# WHAT IS BEING ASKED:
Count the lines below that contain the word "this", and report only that number.
------------------------------------
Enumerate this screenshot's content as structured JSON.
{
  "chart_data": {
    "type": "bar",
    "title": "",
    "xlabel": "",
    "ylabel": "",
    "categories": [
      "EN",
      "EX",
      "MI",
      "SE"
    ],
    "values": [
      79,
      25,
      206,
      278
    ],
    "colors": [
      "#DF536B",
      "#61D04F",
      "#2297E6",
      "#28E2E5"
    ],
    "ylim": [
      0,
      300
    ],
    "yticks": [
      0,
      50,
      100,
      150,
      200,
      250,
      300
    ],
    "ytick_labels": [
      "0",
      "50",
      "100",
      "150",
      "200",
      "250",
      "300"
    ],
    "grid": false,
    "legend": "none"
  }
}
------------------------------------
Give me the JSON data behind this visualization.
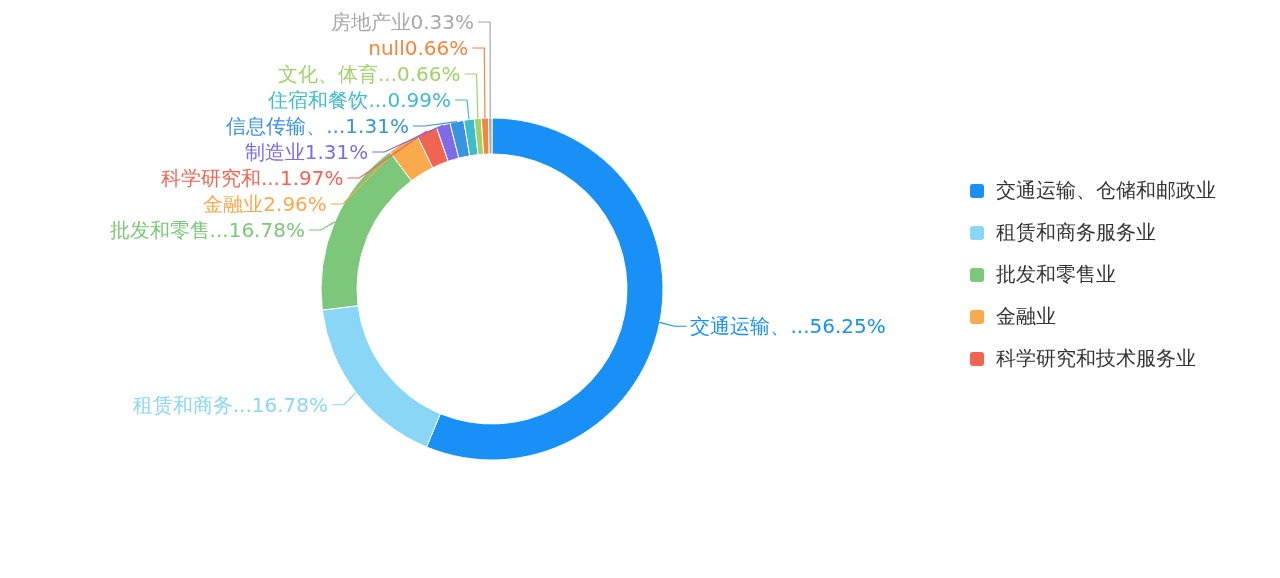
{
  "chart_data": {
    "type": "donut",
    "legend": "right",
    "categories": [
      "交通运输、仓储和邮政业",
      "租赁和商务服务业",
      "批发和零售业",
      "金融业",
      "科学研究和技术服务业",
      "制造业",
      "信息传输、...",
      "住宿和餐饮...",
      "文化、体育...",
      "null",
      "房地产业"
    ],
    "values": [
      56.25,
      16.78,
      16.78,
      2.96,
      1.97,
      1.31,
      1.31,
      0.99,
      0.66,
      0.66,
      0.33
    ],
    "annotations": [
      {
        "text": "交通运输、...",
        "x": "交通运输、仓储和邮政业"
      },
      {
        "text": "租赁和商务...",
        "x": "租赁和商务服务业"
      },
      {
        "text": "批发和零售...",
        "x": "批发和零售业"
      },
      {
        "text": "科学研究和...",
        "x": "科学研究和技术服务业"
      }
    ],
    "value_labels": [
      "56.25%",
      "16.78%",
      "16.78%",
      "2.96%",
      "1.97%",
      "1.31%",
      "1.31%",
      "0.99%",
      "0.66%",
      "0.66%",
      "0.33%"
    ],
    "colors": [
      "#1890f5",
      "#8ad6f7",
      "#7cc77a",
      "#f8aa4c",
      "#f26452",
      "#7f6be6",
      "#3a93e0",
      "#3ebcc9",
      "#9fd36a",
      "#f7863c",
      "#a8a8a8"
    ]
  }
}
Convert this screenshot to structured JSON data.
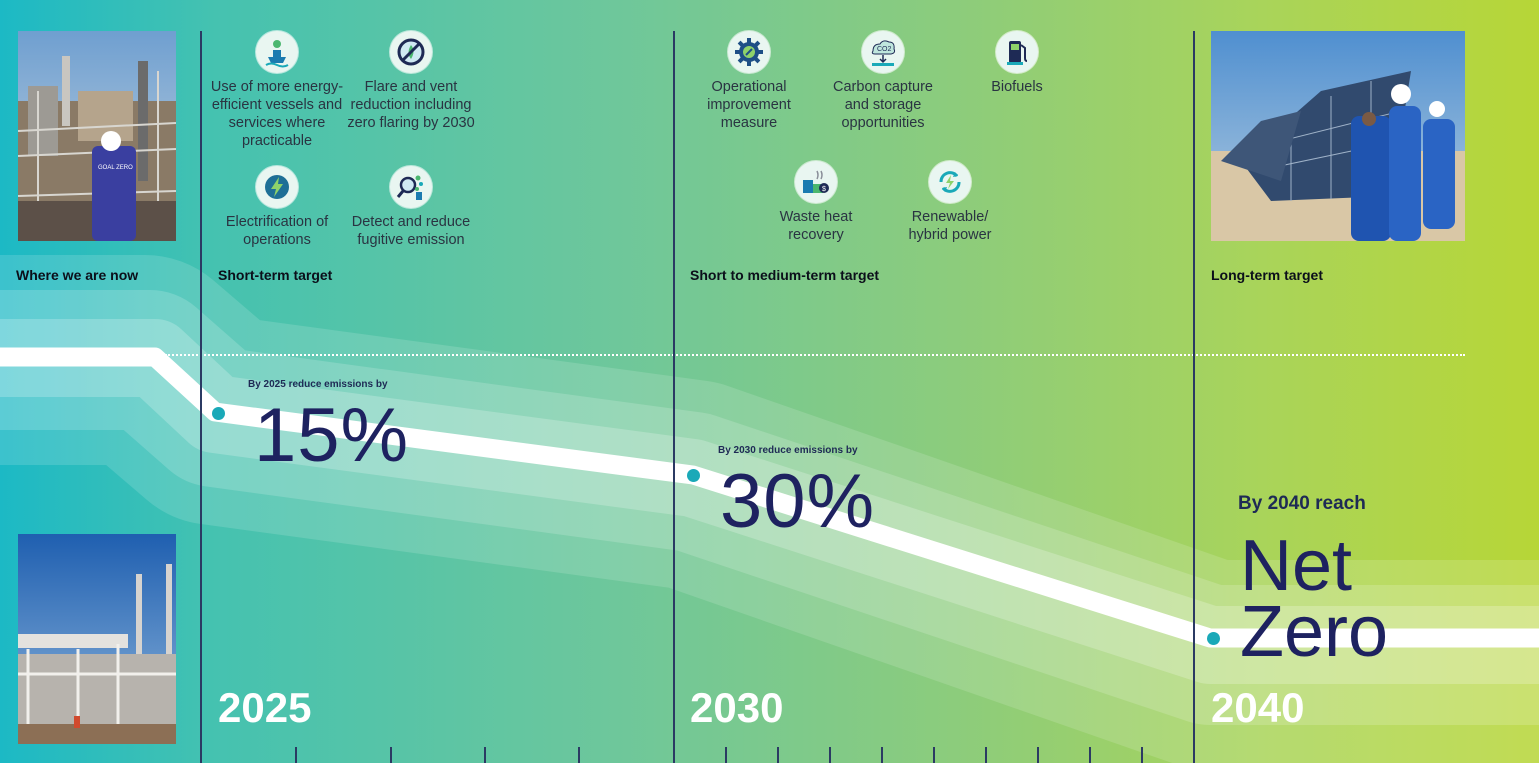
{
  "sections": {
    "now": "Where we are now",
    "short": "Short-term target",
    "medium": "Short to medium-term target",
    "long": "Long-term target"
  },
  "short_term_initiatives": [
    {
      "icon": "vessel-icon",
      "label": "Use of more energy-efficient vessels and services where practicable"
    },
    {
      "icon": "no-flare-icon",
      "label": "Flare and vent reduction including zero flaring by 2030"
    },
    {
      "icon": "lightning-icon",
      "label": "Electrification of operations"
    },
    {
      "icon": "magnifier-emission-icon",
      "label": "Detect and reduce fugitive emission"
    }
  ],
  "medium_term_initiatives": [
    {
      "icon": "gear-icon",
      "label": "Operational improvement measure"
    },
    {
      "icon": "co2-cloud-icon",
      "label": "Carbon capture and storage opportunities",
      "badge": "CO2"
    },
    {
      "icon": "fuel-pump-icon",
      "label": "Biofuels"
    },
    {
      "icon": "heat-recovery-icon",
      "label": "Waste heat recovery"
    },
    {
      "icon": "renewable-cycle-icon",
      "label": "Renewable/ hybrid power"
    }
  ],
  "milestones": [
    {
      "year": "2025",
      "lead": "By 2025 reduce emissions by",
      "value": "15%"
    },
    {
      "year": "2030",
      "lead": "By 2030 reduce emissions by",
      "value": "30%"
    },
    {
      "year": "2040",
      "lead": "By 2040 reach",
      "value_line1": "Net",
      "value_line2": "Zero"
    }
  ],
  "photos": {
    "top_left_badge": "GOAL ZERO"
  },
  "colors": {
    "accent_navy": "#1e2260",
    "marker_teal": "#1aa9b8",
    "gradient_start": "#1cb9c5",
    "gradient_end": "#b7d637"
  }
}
------------------------------------
# FINAL RESULT:
3